▸ Objective
Write out the records again, exactly, leaving none out.

>> Start Dataset

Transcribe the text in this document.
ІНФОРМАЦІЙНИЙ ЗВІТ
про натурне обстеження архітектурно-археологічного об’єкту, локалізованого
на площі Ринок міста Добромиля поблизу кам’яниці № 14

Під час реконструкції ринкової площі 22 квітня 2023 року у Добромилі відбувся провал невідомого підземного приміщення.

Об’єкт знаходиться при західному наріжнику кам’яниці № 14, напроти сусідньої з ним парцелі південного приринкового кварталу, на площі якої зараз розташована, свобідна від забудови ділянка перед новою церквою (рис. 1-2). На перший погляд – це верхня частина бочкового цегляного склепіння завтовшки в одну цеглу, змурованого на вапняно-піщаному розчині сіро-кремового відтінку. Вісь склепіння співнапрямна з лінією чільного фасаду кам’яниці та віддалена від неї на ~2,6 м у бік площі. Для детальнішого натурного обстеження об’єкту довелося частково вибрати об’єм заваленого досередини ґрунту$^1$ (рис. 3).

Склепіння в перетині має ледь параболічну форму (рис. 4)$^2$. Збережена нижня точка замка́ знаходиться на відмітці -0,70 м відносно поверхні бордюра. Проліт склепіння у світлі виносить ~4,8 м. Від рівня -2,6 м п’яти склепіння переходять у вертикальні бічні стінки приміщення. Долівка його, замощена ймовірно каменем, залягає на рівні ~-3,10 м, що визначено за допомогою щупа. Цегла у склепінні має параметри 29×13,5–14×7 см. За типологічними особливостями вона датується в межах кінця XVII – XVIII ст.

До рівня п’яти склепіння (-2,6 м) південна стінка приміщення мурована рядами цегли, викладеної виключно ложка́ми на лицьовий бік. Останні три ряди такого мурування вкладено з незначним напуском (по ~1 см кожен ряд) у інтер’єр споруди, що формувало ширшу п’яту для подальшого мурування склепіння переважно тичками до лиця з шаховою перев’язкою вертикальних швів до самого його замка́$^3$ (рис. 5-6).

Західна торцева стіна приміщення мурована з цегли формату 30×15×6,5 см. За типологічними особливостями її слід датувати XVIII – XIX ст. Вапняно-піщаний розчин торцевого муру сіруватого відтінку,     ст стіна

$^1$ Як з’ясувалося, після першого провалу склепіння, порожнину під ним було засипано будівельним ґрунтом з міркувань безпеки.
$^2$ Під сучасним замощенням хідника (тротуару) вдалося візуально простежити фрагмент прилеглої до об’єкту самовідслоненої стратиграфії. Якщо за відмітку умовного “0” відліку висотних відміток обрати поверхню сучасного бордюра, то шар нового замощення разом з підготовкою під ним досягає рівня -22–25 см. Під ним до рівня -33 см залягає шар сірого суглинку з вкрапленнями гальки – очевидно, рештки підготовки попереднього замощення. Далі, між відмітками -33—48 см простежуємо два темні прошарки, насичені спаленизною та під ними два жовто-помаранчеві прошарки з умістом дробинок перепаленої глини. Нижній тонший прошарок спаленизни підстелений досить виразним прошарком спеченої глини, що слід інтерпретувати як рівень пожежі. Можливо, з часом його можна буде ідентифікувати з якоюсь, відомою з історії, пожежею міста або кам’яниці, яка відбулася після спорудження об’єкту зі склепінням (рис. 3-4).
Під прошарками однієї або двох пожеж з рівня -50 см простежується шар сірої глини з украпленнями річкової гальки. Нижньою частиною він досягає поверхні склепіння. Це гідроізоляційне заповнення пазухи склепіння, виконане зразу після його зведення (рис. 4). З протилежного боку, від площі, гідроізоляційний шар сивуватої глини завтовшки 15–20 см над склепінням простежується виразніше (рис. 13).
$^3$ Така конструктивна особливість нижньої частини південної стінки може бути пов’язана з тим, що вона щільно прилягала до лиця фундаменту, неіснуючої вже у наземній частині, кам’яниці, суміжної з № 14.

>> End Dataset

▸ Written response
Transcribe the text in this document.
ІНФОРМАЦІЙНИЙ ЗВІТ
про натурне обстеження архітектурно-археологічного об’єкту, локалізованого
на площі Ринок міста Добромиля поблизу кам’яниці № 14

Під час реконструкції ринкової площі 22 квітня 2023 року у Добромилі відбувся провал невідомого підземного приміщення.

Об’єкт знаходиться при західному наріжнику кам’яниці № 14, напроти сусідньої з ним парцелі південного приринкового кварталу, на площі якої зараз розташована, свобідна від забудови ділянка перед новою церквою (рис. 1-2). На перший погляд – це верхня частина бочкового цегляного склепіння завтовшки в одну цеглу, змурованого на вапняно-піщаному розчині сіро-кремового відтінку. Вісь склепіння співнапрямна з лінією чільного фасаду кам’яниці та віддалена від неї на ~2,6 м у бік площі. Для детальнішого натурного обстеження об’єкту довелося частково вибрати об’єм заваленого досередини ґрунту$^1$ (рис. 3).

Склепіння в перетині має ледь параболічну форму (рис. 4)$^2$. Збережена нижня точка замка́ знаходиться на відмітці -0,70 м відносно поверхні бордюра. Проліт склепіння у світлі виносить ~4,8 м. Від рівня -2,6 м п’яти склепіння переходять у вертикальні бічні стінки приміщення. Долівка його, замощена ймовірно каменем, залягає на рівні ~-3,10 м, що визначено за допомогою щупа. Цегла у склепінні має параметри 29×13,5–14×7 см. За типологічними особливостями вона датується в межах кінця XVII – XVIII ст.

До рівня п’яти склепіння (-2,6 м) південна стінка приміщення мурована рядами цегли, викладеної виключно ложка́ми на лицьовий бік. Останні три ряди такого мурування вкладено з незначним напуском (по ~1 см кожен ряд) у інтер’єр споруди, що формувало ширшу п’яту для подальшого мурування склепіння переважно тичками до лиця з шаховою перев’язкою вертикальних швів до самого його замка́$^3$ (рис. 5-6).

Західна торцева стіна приміщення мурована з цегли формату 30×15×6,5 см. За типологічними особливостями її слід датувати XVIII – XIX ст. Вапняно-піщаний розчин торцевого муру сіруватого відтінку,     ст стіна

$^1$ Як з’ясувалося, після першого провалу склепіння, порожнину під ним було засипано будівельним ґрунтом з міркувань безпеки.
$^2$ Під сучасним замощенням хідника (тротуару) вдалося візуально простежити фрагмент прилеглої до об’єкту самовідслоненої стратиграфії. Якщо за відмітку умовного “0” відліку висотних відміток обрати поверхню сучасного бордюра, то шар нового замощення разом з підготовкою під ним досягає рівня -22–25 см. Під ним до рівня -33 см залягає шар сірого суглинку з вкрапленнями гальки – очевидно, рештки підготовки попереднього замощення. Далі, між відмітками -33—48 см простежуємо два темні прошарки, насичені спаленизною та під ними два жовто-помаранчеві прошарки з умістом дробинок перепаленої глини. Нижній тонший прошарок спаленизни підстелений досить виразним прошарком спеченої глини, що слід інтерпретувати як рівень пожежі. Можливо, з часом його можна буде ідентифікувати з якоюсь, відомою з історії, пожежею міста або кам’яниці, яка відбулася після спорудження об’єкту зі склепінням (рис. 3-4).
Під прошарками однієї або двох пожеж з рівня -50 см простежується шар сірої глини з украпленнями річкової гальки. Нижньою частиною він досягає поверхні склепіння. Це гідроізоляційне заповнення пазухи склепіння, виконане зразу після його зведення (рис. 4). З протилежного боку, від площі, гідроізоляційний шар сивуватої глини завтовшки 15–20 см над склепінням простежується виразніше (рис. 13).
$^3$ Така конструктивна особливість нижньої частини південної стінки може бути пов’язана з тим, що вона щільно прилягала до лиця фундаменту, неіснуючої вже у наземній частині, кам’яниці, суміжної з № 14.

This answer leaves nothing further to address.